**WHAT YOU NEED TO DO:** Repeat the material in full. Keep every line exactly as it is.

[Stored data]
○ ○ ○ ○ ○ ○ ○
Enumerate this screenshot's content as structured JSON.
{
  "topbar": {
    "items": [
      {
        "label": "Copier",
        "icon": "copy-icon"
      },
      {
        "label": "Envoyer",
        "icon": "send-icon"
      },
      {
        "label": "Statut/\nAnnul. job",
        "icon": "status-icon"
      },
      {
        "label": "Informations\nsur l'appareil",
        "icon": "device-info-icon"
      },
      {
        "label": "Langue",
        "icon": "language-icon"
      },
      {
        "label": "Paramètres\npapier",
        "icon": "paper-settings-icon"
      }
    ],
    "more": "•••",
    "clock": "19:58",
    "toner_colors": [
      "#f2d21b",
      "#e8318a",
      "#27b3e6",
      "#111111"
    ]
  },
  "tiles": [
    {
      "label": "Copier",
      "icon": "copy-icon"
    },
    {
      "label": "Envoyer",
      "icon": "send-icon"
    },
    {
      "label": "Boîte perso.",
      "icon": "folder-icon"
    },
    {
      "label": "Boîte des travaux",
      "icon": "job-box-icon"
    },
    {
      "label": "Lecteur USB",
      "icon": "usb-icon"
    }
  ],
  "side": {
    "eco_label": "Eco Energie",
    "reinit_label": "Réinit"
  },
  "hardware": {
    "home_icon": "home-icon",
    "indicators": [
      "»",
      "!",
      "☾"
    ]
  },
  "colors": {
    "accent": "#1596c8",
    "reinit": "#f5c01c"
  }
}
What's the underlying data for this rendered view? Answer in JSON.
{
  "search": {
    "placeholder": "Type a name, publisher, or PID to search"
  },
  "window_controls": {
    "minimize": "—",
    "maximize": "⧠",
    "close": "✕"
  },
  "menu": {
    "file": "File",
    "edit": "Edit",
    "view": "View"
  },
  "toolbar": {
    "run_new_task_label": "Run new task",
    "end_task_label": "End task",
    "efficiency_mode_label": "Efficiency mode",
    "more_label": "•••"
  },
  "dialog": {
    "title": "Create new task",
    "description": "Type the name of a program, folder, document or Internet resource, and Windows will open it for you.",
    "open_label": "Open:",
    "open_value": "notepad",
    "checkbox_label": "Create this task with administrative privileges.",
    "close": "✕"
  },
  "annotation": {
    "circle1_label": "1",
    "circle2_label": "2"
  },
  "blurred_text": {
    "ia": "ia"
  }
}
○ ○ ○ ○ ○ ○ ○
**RIGHT ANSWER:**
Enumerate this screenshot's content as structured JSON.
{
  "topbar": {
    "items": [
      {
        "label": "Copier",
        "icon": "copy-icon"
      },
      {
        "label": "Envoyer",
        "icon": "send-icon"
      },
      {
        "label": "Statut/\nAnnul. job",
        "icon": "status-icon"
      },
      {
        "label": "Informations\nsur l'appareil",
        "icon": "device-info-icon"
      },
      {
        "label": "Langue",
        "icon": "language-icon"
      },
      {
        "label": "Paramètres\npapier",
        "icon": "paper-settings-icon"
      }
    ],
    "more": "•••",
    "clock": "19:58",
    "toner_colors": [
      "#f2d21b",
      "#e8318a",
      "#27b3e6",
      "#111111"
    ]
  },
  "tiles": [
    {
      "label": "Copier",
      "icon": "copy-icon"
    },
    {
      "label": "Envoyer",
      "icon": "send-icon"
    },
    {
      "label": "Boîte perso.",
      "icon": "folder-icon"
    },
    {
      "label": "Boîte des travaux",
      "icon": "job-box-icon"
    },
    {
      "label": "Lecteur USB",
      "icon": "usb-icon"
    }
  ],
  "side": {
    "eco_label": "Eco Energie",
    "reinit_label": "Réinit"
  },
  "hardware": {
    "home_icon": "home-icon",
    "indicators": [
      "»",
      "!",
      "☾"
    ]
  },
  "colors": {
    "accent": "#1596c8",
    "reinit": "#f5c01c"
  }
}
What's the underlying data for this rendered view? Answer in JSON.
{
  "search": {
    "placeholder": "Type a name, publisher, or PID to search"
  },
  "window_controls": {
    "minimize": "—",
    "maximize": "⧠",
    "close": "✕"
  },
  "menu": {
    "file": "File",
    "edit": "Edit",
    "view": "View"
  },
  "toolbar": {
    "run_new_task_label": "Run new task",
    "end_task_label": "End task",
    "efficiency_mode_label": "Efficiency mode",
    "more_label": "•••"
  },
  "dialog": {
    "title": "Create new task",
    "description": "Type the name of a program, folder, document or Internet resource, and Windows will open it for you.",
    "open_label": "Open:",
    "open_value": "notepad",
    "checkbox_label": "Create this task with administrative privileges.",
    "close": "✕"
  },
  "annotation": {
    "circle1_label": "1",
    "circle2_label": "2"
  },
  "blurred_text": {
    "ia": "ia"
  }
}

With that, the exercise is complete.